▶ _Goal_:
Copy every record exactly, and keep the pictures out.

Part of a data file

+===+

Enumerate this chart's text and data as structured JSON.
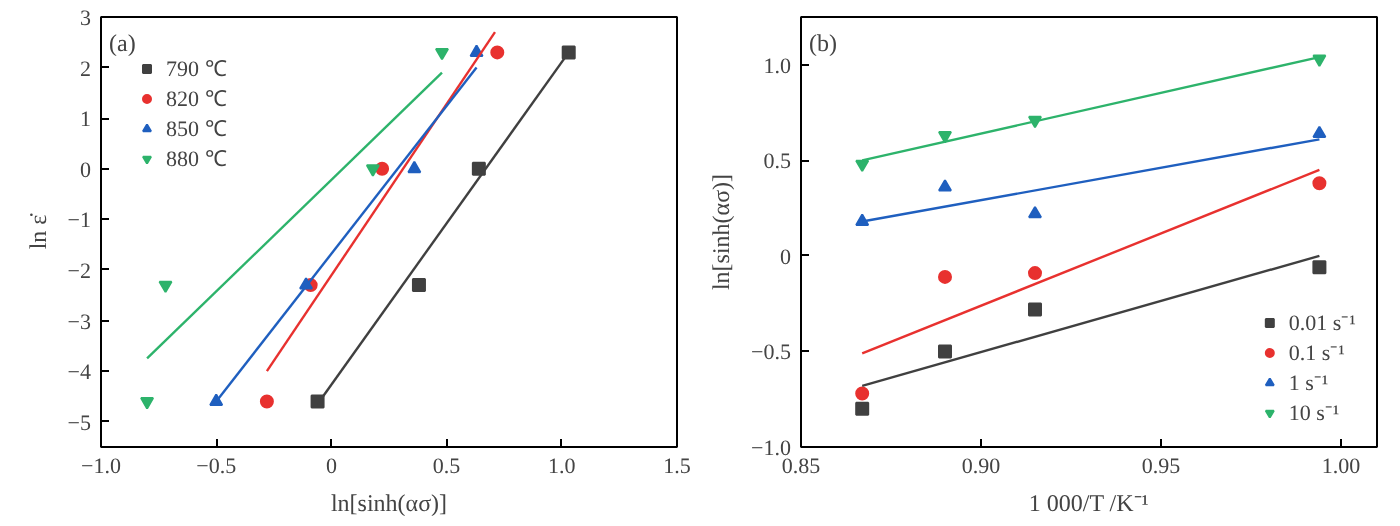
{
  "chart_data": [
    {
      "type": "scatter",
      "xlabel": "ln[sinh(ασ)]",
      "ylabel": "ln ε̇",
      "annotations": [
        "(a)"
      ],
      "legend": "top left",
      "grid": false,
      "xlim": [
        -1.0,
        1.5
      ],
      "xticks": [
        {
          "value": -1.0,
          "label": "−1.0"
        },
        {
          "value": -0.5,
          "label": "−0.5"
        },
        0,
        0.5,
        {
          "value": 1.0,
          "label": "1.0"
        },
        1.5
      ],
      "ylim": [
        -5.5,
        3
      ],
      "yticks": [
        {
          "value": -5,
          "label": "−5"
        },
        {
          "value": -4,
          "label": "−4"
        },
        {
          "value": -3,
          "label": "−3"
        },
        {
          "value": -2,
          "label": "−2"
        },
        {
          "value": -1,
          "label": "−1"
        },
        0,
        1,
        2,
        3
      ],
      "series": [
        {
          "name": "790 ℃",
          "color": "#404040",
          "marker": "square",
          "x": [
            -0.06,
            0.38,
            0.64,
            1.03
          ],
          "values": [
            -4.6,
            -2.3,
            0,
            2.3
          ]
        },
        {
          "name": "820 ℃",
          "color": "#e8312f",
          "marker": "circle",
          "x": [
            -0.28,
            -0.09,
            0.22,
            0.72
          ],
          "values": [
            -4.6,
            -2.3,
            0,
            2.3
          ]
        },
        {
          "name": "850 ℃",
          "color": "#1f5fbf",
          "marker": "triangle",
          "x": [
            -0.5,
            -0.11,
            0.36,
            0.63
          ],
          "values": [
            -4.6,
            -2.3,
            0,
            2.3
          ]
        },
        {
          "name": "880 ℃",
          "color": "#2db36b",
          "x": [
            -0.8,
            -0.72,
            0.18,
            0.48
          ],
          "values": [
            -4.6,
            -2.3,
            0,
            2.3
          ]
        },
        {
          "type": "line",
          "color": "#404040",
          "x": [
            -0.06,
            1.03
          ],
          "values": [
            -4.65,
            2.3
          ]
        },
        {
          "type": "line",
          "color": "#e8312f",
          "x": [
            -0.28,
            0.71
          ],
          "values": [
            -4.0,
            2.7
          ]
        },
        {
          "type": "line",
          "color": "#1f5fbf",
          "x": [
            -0.5,
            0.63
          ],
          "values": [
            -4.6,
            2.0
          ]
        },
        {
          "type": "line",
          "color": "#2db36b",
          "x": [
            -0.8,
            0.48
          ],
          "values": [
            -3.75,
            1.9
          ]
        }
      ]
    },
    {
      "type": "scatter",
      "xlabel": "1 000/T /K⁻¹",
      "ylabel": "ln[sinh(ασ)]",
      "annotations": [
        "(b)"
      ],
      "legend": "bottom right",
      "grid": false,
      "xlim": [
        0.85,
        1.01
      ],
      "xticks": [
        {
          "value": 0.85,
          "label": "0.85"
        },
        {
          "value": 0.9,
          "label": "0.90"
        },
        0.95,
        {
          "value": 1.0,
          "label": "1.00"
        }
      ],
      "ylim": [
        -1.0,
        1.25
      ],
      "yticks": [
        {
          "value": -1.0,
          "label": "−1.0"
        },
        {
          "value": -0.5,
          "label": "−0.5"
        },
        0,
        0.5,
        {
          "value": 1.0,
          "label": "1.0"
        }
      ],
      "series": [
        {
          "name": "0.01 s⁻¹",
          "color": "#404040",
          "marker": "square",
          "x": [
            0.867,
            0.89,
            0.915,
            0.994
          ],
          "values": [
            -0.8,
            -0.5,
            -0.28,
            -0.06
          ]
        },
        {
          "name": "0.1 s⁻¹",
          "color": "#e8312f",
          "marker": "circle",
          "x": [
            0.867,
            0.89,
            0.915,
            0.994
          ],
          "values": [
            -0.72,
            -0.11,
            -0.09,
            0.38
          ]
        },
        {
          "name": "1 s⁻¹",
          "color": "#1f5fbf",
          "marker": "triangle",
          "x": [
            0.867,
            0.89,
            0.915,
            0.994
          ],
          "values": [
            0.18,
            0.36,
            0.22,
            0.64
          ]
        },
        {
          "name": "10 s⁻¹",
          "color": "#2db36b",
          "x": [
            0.867,
            0.89,
            0.915,
            0.994
          ],
          "values": [
            0.48,
            0.63,
            0.71,
            1.03
          ]
        },
        {
          "type": "line",
          "color": "#404040",
          "x": [
            0.867,
            0.994
          ],
          "values": [
            -0.68,
            0.0
          ]
        },
        {
          "type": "line",
          "color": "#e8312f",
          "x": [
            0.867,
            0.994
          ],
          "values": [
            -0.51,
            0.45
          ]
        },
        {
          "type": "line",
          "color": "#1f5fbf",
          "x": [
            0.867,
            0.994
          ],
          "values": [
            0.18,
            0.61
          ]
        },
        {
          "type": "line",
          "color": "#2db36b",
          "x": [
            0.867,
            0.994
          ],
          "values": [
            0.5,
            1.04
          ]
        }
      ]
    }
  ]
}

+===+

▶ _Solution for this problem_:
Enumerate this chart's text and data as structured JSON.
{
  "chart_data": [
    {
      "type": "scatter",
      "xlabel": "ln[sinh(ασ)]",
      "ylabel": "ln ε̇",
      "annotations": [
        "(a)"
      ],
      "legend": "top left",
      "grid": false,
      "xlim": [
        -1.0,
        1.5
      ],
      "xticks": [
        {
          "value": -1.0,
          "label": "−1.0"
        },
        {
          "value": -0.5,
          "label": "−0.5"
        },
        0,
        0.5,
        {
          "value": 1.0,
          "label": "1.0"
        },
        1.5
      ],
      "ylim": [
        -5.5,
        3
      ],
      "yticks": [
        {
          "value": -5,
          "label": "−5"
        },
        {
          "value": -4,
          "label": "−4"
        },
        {
          "value": -3,
          "label": "−3"
        },
        {
          "value": -2,
          "label": "−2"
        },
        {
          "value": -1,
          "label": "−1"
        },
        0,
        1,
        2,
        3
      ],
      "series": [
        {
          "name": "790 ℃",
          "color": "#404040",
          "marker": "square",
          "x": [
            -0.06,
            0.38,
            0.64,
            1.03
          ],
          "values": [
            -4.6,
            -2.3,
            0,
            2.3
          ]
        },
        {
          "name": "820 ℃",
          "color": "#e8312f",
          "marker": "circle",
          "x": [
            -0.28,
            -0.09,
            0.22,
            0.72
          ],
          "values": [
            -4.6,
            -2.3,
            0,
            2.3
          ]
        },
        {
          "name": "850 ℃",
          "color": "#1f5fbf",
          "marker": "triangle",
          "x": [
            -0.5,
            -0.11,
            0.36,
            0.63
          ],
          "values": [
            -4.6,
            -2.3,
            0,
            2.3
          ]
        },
        {
          "name": "880 ℃",
          "color": "#2db36b",
          "x": [
            -0.8,
            -0.72,
            0.18,
            0.48
          ],
          "values": [
            -4.6,
            -2.3,
            0,
            2.3
          ]
        },
        {
          "type": "line",
          "color": "#404040",
          "x": [
            -0.06,
            1.03
          ],
          "values": [
            -4.65,
            2.3
          ]
        },
        {
          "type": "line",
          "color": "#e8312f",
          "x": [
            -0.28,
            0.71
          ],
          "values": [
            -4.0,
            2.7
          ]
        },
        {
          "type": "line",
          "color": "#1f5fbf",
          "x": [
            -0.5,
            0.63
          ],
          "values": [
            -4.6,
            2.0
          ]
        },
        {
          "type": "line",
          "color": "#2db36b",
          "x": [
            -0.8,
            0.48
          ],
          "values": [
            -3.75,
            1.9
          ]
        }
      ]
    },
    {
      "type": "scatter",
      "xlabel": "1 000/T /K⁻¹",
      "ylabel": "ln[sinh(ασ)]",
      "annotations": [
        "(b)"
      ],
      "legend": "bottom right",
      "grid": false,
      "xlim": [
        0.85,
        1.01
      ],
      "xticks": [
        {
          "value": 0.85,
          "label": "0.85"
        },
        {
          "value": 0.9,
          "label": "0.90"
        },
        0.95,
        {
          "value": 1.0,
          "label": "1.00"
        }
      ],
      "ylim": [
        -1.0,
        1.25
      ],
      "yticks": [
        {
          "value": -1.0,
          "label": "−1.0"
        },
        {
          "value": -0.5,
          "label": "−0.5"
        },
        0,
        0.5,
        {
          "value": 1.0,
          "label": "1.0"
        }
      ],
      "series": [
        {
          "name": "0.01 s⁻¹",
          "color": "#404040",
          "marker": "square",
          "x": [
            0.867,
            0.89,
            0.915,
            0.994
          ],
          "values": [
            -0.8,
            -0.5,
            -0.28,
            -0.06
          ]
        },
        {
          "name": "0.1 s⁻¹",
          "color": "#e8312f",
          "marker": "circle",
          "x": [
            0.867,
            0.89,
            0.915,
            0.994
          ],
          "values": [
            -0.72,
            -0.11,
            -0.09,
            0.38
          ]
        },
        {
          "name": "1 s⁻¹",
          "color": "#1f5fbf",
          "marker": "triangle",
          "x": [
            0.867,
            0.89,
            0.915,
            0.994
          ],
          "values": [
            0.18,
            0.36,
            0.22,
            0.64
          ]
        },
        {
          "name": "10 s⁻¹",
          "color": "#2db36b",
          "x": [
            0.867,
            0.89,
            0.915,
            0.994
          ],
          "values": [
            0.48,
            0.63,
            0.71,
            1.03
          ]
        },
        {
          "type": "line",
          "color": "#404040",
          "x": [
            0.867,
            0.994
          ],
          "values": [
            -0.68,
            0.0
          ]
        },
        {
          "type": "line",
          "color": "#e8312f",
          "x": [
            0.867,
            0.994
          ],
          "values": [
            -0.51,
            0.45
          ]
        },
        {
          "type": "line",
          "color": "#1f5fbf",
          "x": [
            0.867,
            0.994
          ],
          "values": [
            0.18,
            0.61
          ]
        },
        {
          "type": "line",
          "color": "#2db36b",
          "x": [
            0.867,
            0.994
          ],
          "values": [
            0.5,
            1.04
          ]
        }
      ]
    }
  ]
}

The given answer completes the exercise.